Go through the listing and set it down exactly, leaving out its pictures.

--- begin Dataset entries ---

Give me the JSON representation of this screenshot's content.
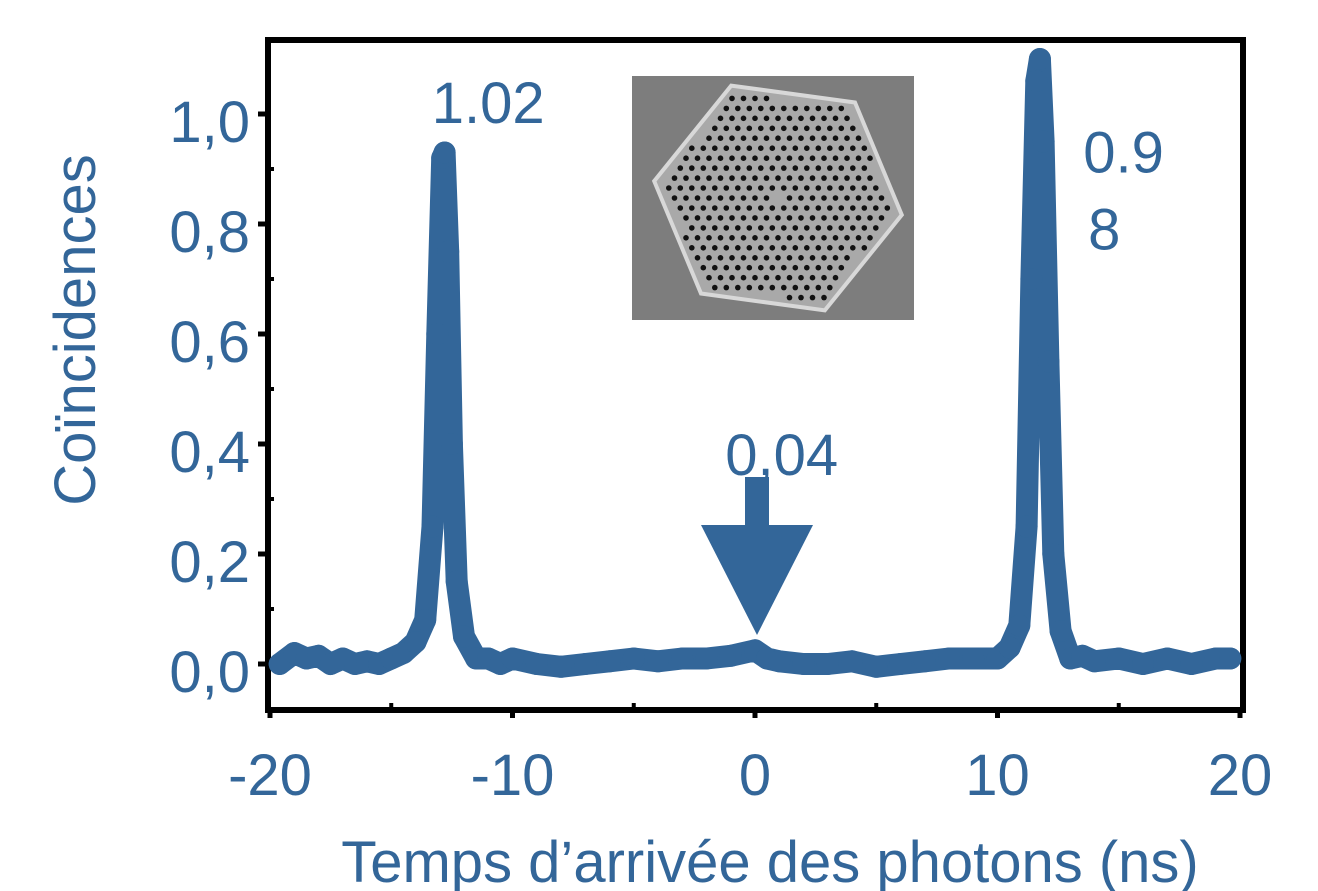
{
  "colors": {
    "series": "#336699",
    "axis": "#000000",
    "text": "#336699",
    "inset_bg": "#7d7d7d",
    "inset_crystal": "#a9a9a9",
    "inset_hole": "#111111"
  },
  "chart_data": {
    "type": "line",
    "title": "",
    "xlabel": "Temps d’arrivée des photons (ns)",
    "ylabel": "Coïncidences",
    "xlim": [
      -20,
      20
    ],
    "ylim": [
      -0.06,
      1.13
    ],
    "x_ticks": [
      -20,
      -10,
      0,
      10,
      20
    ],
    "x_tick_labels": [
      "-20",
      "-10",
      "0",
      "10",
      "20"
    ],
    "y_ticks": [
      0.0,
      0.2,
      0.4,
      0.6,
      0.8,
      1.0
    ],
    "y_tick_labels": [
      "0,0",
      "0,2",
      "0,4",
      "0,6",
      "0,8",
      "1,0"
    ],
    "grid": false,
    "series": [
      {
        "values": [
          [
            -19.6,
            0.0
          ],
          [
            -19.0,
            0.02
          ],
          [
            -18.5,
            0.01
          ],
          [
            -18.0,
            0.015
          ],
          [
            -17.5,
            0.0
          ],
          [
            -17.0,
            0.01
          ],
          [
            -16.5,
            0.0
          ],
          [
            -16.0,
            0.005
          ],
          [
            -15.5,
            0.0
          ],
          [
            -15.0,
            0.01
          ],
          [
            -14.5,
            0.02
          ],
          [
            -14.0,
            0.04
          ],
          [
            -13.6,
            0.08
          ],
          [
            -13.3,
            0.25
          ],
          [
            -13.1,
            0.6
          ],
          [
            -12.9,
            0.92
          ],
          [
            -12.8,
            0.93
          ],
          [
            -12.65,
            0.75
          ],
          [
            -12.5,
            0.4
          ],
          [
            -12.3,
            0.15
          ],
          [
            -12.0,
            0.05
          ],
          [
            -11.5,
            0.01
          ],
          [
            -11.0,
            0.01
          ],
          [
            -10.5,
            0.0
          ],
          [
            -10.0,
            0.01
          ],
          [
            -9.0,
            0.0
          ],
          [
            -8.0,
            -0.005
          ],
          [
            -7.0,
            0.0
          ],
          [
            -6.0,
            0.005
          ],
          [
            -5.0,
            0.01
          ],
          [
            -4.0,
            0.005
          ],
          [
            -3.0,
            0.01
          ],
          [
            -2.0,
            0.01
          ],
          [
            -1.0,
            0.015
          ],
          [
            0.0,
            0.025
          ],
          [
            0.5,
            0.01
          ],
          [
            1.0,
            0.005
          ],
          [
            2.0,
            0.0
          ],
          [
            3.0,
            0.0
          ],
          [
            4.0,
            0.005
          ],
          [
            5.0,
            -0.005
          ],
          [
            6.0,
            0.0
          ],
          [
            7.0,
            0.005
          ],
          [
            8.0,
            0.01
          ],
          [
            9.0,
            0.01
          ],
          [
            10.0,
            0.01
          ],
          [
            10.5,
            0.03
          ],
          [
            10.9,
            0.07
          ],
          [
            11.2,
            0.25
          ],
          [
            11.4,
            0.7
          ],
          [
            11.6,
            1.06
          ],
          [
            11.75,
            1.1
          ],
          [
            11.9,
            0.95
          ],
          [
            12.1,
            0.55
          ],
          [
            12.3,
            0.2
          ],
          [
            12.6,
            0.06
          ],
          [
            13.0,
            0.01
          ],
          [
            13.5,
            0.015
          ],
          [
            14.0,
            0.005
          ],
          [
            15.0,
            0.01
          ],
          [
            16.0,
            0.0
          ],
          [
            17.0,
            0.01
          ],
          [
            18.0,
            0.0
          ],
          [
            19.0,
            0.01
          ],
          [
            19.6,
            0.01
          ]
        ]
      }
    ],
    "annotations": [
      {
        "text": "1.02",
        "x": -11.0,
        "y": 1.02
      },
      {
        "text": "0.9",
        "x": 15.2,
        "y": 0.93
      },
      {
        "text": "8",
        "x": 14.4,
        "y": 0.79
      },
      {
        "text": "0,04",
        "x": 1.1,
        "y": 0.38
      }
    ],
    "arrow": {
      "x": 0.0,
      "y_from": 0.38,
      "y_to": 0.06
    }
  },
  "inset": {
    "description_name": "photonic-crystal-micrograph"
  }
}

--- end Dataset entries ---

Worked solution>
Give me the JSON representation of this screenshot's content.
{
  "colors": {
    "series": "#336699",
    "axis": "#000000",
    "text": "#336699",
    "inset_bg": "#7d7d7d",
    "inset_crystal": "#a9a9a9",
    "inset_hole": "#111111"
  },
  "chart_data": {
    "type": "line",
    "title": "",
    "xlabel": "Temps d’arrivée des photons (ns)",
    "ylabel": "Coïncidences",
    "xlim": [
      -20,
      20
    ],
    "ylim": [
      -0.06,
      1.13
    ],
    "x_ticks": [
      -20,
      -10,
      0,
      10,
      20
    ],
    "x_tick_labels": [
      "-20",
      "-10",
      "0",
      "10",
      "20"
    ],
    "y_ticks": [
      0.0,
      0.2,
      0.4,
      0.6,
      0.8,
      1.0
    ],
    "y_tick_labels": [
      "0,0",
      "0,2",
      "0,4",
      "0,6",
      "0,8",
      "1,0"
    ],
    "grid": false,
    "series": [
      {
        "values": [
          [
            -19.6,
            0.0
          ],
          [
            -19.0,
            0.02
          ],
          [
            -18.5,
            0.01
          ],
          [
            -18.0,
            0.015
          ],
          [
            -17.5,
            0.0
          ],
          [
            -17.0,
            0.01
          ],
          [
            -16.5,
            0.0
          ],
          [
            -16.0,
            0.005
          ],
          [
            -15.5,
            0.0
          ],
          [
            -15.0,
            0.01
          ],
          [
            -14.5,
            0.02
          ],
          [
            -14.0,
            0.04
          ],
          [
            -13.6,
            0.08
          ],
          [
            -13.3,
            0.25
          ],
          [
            -13.1,
            0.6
          ],
          [
            -12.9,
            0.92
          ],
          [
            -12.8,
            0.93
          ],
          [
            -12.65,
            0.75
          ],
          [
            -12.5,
            0.4
          ],
          [
            -12.3,
            0.15
          ],
          [
            -12.0,
            0.05
          ],
          [
            -11.5,
            0.01
          ],
          [
            -11.0,
            0.01
          ],
          [
            -10.5,
            0.0
          ],
          [
            -10.0,
            0.01
          ],
          [
            -9.0,
            0.0
          ],
          [
            -8.0,
            -0.005
          ],
          [
            -7.0,
            0.0
          ],
          [
            -6.0,
            0.005
          ],
          [
            -5.0,
            0.01
          ],
          [
            -4.0,
            0.005
          ],
          [
            -3.0,
            0.01
          ],
          [
            -2.0,
            0.01
          ],
          [
            -1.0,
            0.015
          ],
          [
            0.0,
            0.025
          ],
          [
            0.5,
            0.01
          ],
          [
            1.0,
            0.005
          ],
          [
            2.0,
            0.0
          ],
          [
            3.0,
            0.0
          ],
          [
            4.0,
            0.005
          ],
          [
            5.0,
            -0.005
          ],
          [
            6.0,
            0.0
          ],
          [
            7.0,
            0.005
          ],
          [
            8.0,
            0.01
          ],
          [
            9.0,
            0.01
          ],
          [
            10.0,
            0.01
          ],
          [
            10.5,
            0.03
          ],
          [
            10.9,
            0.07
          ],
          [
            11.2,
            0.25
          ],
          [
            11.4,
            0.7
          ],
          [
            11.6,
            1.06
          ],
          [
            11.75,
            1.1
          ],
          [
            11.9,
            0.95
          ],
          [
            12.1,
            0.55
          ],
          [
            12.3,
            0.2
          ],
          [
            12.6,
            0.06
          ],
          [
            13.0,
            0.01
          ],
          [
            13.5,
            0.015
          ],
          [
            14.0,
            0.005
          ],
          [
            15.0,
            0.01
          ],
          [
            16.0,
            0.0
          ],
          [
            17.0,
            0.01
          ],
          [
            18.0,
            0.0
          ],
          [
            19.0,
            0.01
          ],
          [
            19.6,
            0.01
          ]
        ]
      }
    ],
    "annotations": [
      {
        "text": "1.02",
        "x": -11.0,
        "y": 1.02
      },
      {
        "text": "0.9",
        "x": 15.2,
        "y": 0.93
      },
      {
        "text": "8",
        "x": 14.4,
        "y": 0.79
      },
      {
        "text": "0,04",
        "x": 1.1,
        "y": 0.38
      }
    ],
    "arrow": {
      "x": 0.0,
      "y_from": 0.38,
      "y_to": 0.06
    }
  },
  "inset": {
    "description_name": "photonic-crystal-micrograph"
  }
}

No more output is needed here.